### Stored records
---

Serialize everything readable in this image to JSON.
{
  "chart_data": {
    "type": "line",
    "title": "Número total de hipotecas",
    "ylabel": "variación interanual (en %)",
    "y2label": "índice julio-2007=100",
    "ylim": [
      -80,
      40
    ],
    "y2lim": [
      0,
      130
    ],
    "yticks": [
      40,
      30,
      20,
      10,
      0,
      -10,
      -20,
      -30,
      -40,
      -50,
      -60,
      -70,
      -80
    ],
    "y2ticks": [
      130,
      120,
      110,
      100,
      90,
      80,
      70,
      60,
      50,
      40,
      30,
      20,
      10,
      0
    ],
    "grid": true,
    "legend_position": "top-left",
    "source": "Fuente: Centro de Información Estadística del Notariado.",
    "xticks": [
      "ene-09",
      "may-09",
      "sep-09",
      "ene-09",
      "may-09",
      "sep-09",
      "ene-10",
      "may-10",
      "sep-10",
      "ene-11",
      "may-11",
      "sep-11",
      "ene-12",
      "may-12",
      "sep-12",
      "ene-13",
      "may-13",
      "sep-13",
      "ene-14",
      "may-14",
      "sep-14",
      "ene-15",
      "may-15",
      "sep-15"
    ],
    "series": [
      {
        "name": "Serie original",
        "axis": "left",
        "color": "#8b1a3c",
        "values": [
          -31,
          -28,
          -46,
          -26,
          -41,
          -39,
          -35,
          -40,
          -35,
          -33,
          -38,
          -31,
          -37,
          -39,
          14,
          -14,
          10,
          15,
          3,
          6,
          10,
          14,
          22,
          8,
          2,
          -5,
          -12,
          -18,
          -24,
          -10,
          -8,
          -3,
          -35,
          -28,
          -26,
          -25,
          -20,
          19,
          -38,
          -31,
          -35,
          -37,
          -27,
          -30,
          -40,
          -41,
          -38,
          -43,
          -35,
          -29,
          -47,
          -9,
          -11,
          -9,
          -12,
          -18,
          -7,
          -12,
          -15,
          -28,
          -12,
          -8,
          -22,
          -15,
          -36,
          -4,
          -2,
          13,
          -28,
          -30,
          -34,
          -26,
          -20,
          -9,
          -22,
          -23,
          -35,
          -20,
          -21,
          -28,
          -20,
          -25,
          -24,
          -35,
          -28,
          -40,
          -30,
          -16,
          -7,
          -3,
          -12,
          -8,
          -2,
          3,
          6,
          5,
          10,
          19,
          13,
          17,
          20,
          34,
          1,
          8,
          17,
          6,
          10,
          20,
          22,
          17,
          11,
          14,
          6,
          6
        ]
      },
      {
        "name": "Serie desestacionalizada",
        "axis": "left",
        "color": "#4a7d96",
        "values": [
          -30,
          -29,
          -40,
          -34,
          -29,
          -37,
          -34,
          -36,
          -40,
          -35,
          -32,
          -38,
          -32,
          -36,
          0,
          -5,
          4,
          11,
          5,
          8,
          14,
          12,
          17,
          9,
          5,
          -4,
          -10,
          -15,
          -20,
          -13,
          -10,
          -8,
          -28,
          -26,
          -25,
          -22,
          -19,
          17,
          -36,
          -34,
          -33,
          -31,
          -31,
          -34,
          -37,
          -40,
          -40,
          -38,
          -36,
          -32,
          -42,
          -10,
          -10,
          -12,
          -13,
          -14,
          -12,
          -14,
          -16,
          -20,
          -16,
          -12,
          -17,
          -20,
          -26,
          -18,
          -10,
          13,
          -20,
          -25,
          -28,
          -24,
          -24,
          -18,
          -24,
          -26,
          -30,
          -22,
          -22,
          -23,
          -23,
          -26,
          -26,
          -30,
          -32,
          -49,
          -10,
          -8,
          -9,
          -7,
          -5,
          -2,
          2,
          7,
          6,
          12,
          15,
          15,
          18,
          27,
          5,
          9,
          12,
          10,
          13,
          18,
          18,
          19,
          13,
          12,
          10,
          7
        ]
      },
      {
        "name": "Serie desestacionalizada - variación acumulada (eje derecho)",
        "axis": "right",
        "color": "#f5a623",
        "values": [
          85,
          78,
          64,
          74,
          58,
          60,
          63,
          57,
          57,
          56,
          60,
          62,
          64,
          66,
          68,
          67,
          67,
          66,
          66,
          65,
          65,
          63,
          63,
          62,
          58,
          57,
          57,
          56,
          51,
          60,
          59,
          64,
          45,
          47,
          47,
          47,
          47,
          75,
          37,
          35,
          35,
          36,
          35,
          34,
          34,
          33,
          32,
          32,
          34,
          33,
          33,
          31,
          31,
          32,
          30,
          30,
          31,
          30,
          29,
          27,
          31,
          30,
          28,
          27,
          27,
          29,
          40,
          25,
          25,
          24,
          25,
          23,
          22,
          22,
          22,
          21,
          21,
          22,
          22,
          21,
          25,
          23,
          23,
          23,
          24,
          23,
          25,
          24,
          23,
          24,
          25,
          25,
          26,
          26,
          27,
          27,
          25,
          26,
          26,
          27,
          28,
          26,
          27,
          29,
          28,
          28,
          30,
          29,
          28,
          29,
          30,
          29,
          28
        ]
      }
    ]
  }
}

---

### Objective
Looking at the data above, show all lines where the word "color" occurs.

### Reply to the exercise
        "color": "#8b1a3c",
        "color": "#4a7d96",
        "color": "#f5a623",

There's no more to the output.